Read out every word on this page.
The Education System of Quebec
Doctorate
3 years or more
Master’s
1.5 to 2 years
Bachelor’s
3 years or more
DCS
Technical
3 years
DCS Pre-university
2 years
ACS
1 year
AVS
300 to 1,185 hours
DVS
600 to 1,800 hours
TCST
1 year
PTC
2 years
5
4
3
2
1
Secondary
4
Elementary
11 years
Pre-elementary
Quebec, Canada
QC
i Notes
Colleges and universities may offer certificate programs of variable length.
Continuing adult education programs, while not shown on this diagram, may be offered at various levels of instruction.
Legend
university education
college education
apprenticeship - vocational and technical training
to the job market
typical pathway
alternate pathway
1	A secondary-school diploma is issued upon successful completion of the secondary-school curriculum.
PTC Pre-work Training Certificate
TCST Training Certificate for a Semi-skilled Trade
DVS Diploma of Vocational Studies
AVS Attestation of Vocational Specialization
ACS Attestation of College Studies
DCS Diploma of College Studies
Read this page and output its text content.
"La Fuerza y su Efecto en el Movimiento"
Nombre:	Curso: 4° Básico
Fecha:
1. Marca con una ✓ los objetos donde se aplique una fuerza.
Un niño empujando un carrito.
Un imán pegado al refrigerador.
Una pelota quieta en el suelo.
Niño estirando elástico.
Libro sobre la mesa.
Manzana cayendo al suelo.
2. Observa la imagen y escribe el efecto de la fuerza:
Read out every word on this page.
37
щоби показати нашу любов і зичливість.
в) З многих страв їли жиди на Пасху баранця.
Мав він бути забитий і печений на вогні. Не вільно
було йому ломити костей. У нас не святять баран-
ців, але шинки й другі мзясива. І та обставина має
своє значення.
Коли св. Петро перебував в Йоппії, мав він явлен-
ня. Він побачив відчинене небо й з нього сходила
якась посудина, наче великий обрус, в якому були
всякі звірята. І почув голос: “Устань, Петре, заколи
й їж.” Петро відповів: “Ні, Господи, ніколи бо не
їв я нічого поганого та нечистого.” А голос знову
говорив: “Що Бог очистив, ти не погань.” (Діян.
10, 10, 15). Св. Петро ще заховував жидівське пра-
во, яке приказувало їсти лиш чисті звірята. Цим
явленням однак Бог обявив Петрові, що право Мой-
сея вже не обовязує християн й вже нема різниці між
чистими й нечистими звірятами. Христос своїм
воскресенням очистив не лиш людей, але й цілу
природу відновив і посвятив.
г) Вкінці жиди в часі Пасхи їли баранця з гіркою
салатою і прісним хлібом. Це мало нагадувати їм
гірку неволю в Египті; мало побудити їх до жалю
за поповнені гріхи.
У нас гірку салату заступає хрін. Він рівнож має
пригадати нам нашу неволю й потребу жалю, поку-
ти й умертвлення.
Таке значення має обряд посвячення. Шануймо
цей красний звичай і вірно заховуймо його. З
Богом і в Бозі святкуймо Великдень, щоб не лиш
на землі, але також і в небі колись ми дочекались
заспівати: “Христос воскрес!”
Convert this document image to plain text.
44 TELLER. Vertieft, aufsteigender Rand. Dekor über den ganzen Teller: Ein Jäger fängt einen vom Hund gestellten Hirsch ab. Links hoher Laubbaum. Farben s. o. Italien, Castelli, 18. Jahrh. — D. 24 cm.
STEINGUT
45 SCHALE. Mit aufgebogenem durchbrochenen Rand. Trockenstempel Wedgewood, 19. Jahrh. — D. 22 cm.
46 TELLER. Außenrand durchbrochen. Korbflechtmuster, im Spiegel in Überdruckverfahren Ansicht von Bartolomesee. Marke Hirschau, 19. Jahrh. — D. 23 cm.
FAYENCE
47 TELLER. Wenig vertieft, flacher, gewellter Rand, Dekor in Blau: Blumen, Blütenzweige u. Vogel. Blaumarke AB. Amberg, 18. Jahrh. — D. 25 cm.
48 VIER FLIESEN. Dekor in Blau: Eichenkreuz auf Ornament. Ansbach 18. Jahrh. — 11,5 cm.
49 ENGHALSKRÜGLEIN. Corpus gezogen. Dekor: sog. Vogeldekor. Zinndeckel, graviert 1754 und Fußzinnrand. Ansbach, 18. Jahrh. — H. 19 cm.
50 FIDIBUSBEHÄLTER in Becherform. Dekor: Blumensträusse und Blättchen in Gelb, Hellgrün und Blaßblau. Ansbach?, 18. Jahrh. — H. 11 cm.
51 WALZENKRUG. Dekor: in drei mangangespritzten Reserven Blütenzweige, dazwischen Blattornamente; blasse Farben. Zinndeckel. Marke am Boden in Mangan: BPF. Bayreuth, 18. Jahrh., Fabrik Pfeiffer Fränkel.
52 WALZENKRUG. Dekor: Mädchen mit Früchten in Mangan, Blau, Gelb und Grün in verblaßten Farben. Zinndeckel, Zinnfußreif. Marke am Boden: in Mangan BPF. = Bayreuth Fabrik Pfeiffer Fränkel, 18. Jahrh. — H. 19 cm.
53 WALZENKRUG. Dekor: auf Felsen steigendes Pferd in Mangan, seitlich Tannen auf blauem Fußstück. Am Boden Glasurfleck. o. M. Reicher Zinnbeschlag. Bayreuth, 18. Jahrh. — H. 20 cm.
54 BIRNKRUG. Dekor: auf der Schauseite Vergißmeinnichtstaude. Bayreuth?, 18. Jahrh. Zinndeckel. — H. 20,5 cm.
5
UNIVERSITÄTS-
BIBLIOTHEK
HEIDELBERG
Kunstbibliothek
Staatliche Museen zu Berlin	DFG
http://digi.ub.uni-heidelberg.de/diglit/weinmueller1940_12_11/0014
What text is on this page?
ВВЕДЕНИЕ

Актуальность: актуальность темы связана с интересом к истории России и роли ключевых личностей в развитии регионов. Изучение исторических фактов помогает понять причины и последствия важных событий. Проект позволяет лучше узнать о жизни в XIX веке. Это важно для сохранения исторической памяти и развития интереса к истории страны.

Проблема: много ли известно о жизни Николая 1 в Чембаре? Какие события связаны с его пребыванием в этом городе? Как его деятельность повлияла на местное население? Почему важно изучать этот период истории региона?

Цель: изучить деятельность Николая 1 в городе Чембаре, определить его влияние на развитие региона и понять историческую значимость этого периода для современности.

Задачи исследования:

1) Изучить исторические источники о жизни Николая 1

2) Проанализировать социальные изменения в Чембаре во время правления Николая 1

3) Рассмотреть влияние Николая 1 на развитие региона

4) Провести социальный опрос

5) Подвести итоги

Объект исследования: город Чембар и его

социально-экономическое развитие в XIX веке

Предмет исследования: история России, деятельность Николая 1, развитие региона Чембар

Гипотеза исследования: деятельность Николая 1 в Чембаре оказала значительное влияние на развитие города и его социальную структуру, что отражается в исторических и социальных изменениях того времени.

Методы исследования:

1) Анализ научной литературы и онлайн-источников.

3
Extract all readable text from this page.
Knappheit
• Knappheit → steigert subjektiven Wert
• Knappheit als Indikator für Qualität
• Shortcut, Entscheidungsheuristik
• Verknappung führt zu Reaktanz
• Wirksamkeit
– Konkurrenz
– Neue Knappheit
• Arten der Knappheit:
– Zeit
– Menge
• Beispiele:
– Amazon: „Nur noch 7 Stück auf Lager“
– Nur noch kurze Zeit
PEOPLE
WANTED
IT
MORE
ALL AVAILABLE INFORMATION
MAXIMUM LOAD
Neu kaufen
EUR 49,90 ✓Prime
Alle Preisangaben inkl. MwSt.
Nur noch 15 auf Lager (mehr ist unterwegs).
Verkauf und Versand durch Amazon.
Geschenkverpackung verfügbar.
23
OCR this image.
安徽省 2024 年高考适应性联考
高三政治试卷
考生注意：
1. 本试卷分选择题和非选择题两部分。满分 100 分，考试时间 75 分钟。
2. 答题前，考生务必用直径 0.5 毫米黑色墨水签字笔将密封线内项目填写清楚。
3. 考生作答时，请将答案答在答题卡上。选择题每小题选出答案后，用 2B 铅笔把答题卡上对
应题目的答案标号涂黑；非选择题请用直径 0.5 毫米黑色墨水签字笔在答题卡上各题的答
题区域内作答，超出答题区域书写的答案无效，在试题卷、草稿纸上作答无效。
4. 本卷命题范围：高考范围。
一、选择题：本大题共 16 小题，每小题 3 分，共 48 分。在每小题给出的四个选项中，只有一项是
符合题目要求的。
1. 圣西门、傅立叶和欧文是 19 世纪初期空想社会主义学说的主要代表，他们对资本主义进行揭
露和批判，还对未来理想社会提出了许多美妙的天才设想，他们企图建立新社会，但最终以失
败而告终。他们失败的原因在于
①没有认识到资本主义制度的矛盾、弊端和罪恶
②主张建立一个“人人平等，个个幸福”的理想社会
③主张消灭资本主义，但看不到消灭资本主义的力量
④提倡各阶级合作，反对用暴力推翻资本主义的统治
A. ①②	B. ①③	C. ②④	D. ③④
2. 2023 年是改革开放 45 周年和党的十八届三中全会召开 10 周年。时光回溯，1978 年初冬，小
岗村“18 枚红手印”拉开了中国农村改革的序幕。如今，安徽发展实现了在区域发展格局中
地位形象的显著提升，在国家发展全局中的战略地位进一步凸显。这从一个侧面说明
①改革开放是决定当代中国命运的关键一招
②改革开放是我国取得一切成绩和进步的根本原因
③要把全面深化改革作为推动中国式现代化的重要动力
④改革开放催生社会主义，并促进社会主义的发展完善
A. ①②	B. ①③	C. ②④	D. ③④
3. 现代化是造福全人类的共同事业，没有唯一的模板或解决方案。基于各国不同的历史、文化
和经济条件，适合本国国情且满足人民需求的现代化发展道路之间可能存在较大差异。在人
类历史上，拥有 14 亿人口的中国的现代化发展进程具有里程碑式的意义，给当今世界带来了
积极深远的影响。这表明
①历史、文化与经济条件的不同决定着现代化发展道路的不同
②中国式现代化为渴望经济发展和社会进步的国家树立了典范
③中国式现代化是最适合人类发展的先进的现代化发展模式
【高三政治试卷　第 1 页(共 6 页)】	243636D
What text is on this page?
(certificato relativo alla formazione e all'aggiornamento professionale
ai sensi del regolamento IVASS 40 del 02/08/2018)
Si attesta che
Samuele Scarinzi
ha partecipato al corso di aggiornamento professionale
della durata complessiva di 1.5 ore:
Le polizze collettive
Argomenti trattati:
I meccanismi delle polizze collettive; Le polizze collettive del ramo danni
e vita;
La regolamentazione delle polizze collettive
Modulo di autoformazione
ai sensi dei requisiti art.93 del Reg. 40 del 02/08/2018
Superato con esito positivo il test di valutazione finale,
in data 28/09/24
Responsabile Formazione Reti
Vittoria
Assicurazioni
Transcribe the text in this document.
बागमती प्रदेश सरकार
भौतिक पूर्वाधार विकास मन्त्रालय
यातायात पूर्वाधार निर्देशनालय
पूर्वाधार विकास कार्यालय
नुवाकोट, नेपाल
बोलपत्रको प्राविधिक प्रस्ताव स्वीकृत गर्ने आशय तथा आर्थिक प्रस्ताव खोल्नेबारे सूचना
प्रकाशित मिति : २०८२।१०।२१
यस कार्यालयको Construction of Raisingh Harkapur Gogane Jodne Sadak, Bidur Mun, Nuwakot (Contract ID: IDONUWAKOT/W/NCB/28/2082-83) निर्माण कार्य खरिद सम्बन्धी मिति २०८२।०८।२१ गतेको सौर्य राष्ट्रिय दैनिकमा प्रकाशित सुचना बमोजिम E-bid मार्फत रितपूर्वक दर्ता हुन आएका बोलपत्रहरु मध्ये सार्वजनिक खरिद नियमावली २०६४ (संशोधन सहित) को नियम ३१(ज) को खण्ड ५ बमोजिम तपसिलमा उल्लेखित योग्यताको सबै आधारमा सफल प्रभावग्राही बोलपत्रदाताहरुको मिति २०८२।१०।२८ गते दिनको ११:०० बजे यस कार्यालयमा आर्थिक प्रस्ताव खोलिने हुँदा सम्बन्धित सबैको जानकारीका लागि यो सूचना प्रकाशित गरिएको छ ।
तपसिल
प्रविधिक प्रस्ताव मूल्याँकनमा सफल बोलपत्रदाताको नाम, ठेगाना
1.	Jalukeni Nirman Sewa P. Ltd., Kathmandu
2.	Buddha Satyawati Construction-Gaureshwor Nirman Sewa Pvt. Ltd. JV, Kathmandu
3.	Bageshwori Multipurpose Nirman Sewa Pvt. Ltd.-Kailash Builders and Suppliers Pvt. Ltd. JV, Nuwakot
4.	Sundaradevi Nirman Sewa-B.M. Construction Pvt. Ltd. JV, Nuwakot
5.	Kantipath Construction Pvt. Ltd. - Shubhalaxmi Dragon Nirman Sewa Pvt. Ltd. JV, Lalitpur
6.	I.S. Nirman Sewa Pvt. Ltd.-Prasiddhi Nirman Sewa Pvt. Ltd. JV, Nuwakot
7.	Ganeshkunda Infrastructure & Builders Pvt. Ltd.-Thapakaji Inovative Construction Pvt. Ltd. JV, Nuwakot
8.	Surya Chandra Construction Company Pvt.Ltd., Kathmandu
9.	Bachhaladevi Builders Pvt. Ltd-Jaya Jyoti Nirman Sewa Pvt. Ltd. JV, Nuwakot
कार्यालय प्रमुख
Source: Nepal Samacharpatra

Short task>
State the number of lines in these entries that include the string "Bayreuth". Provide nothing beyond that number.

Task output>
4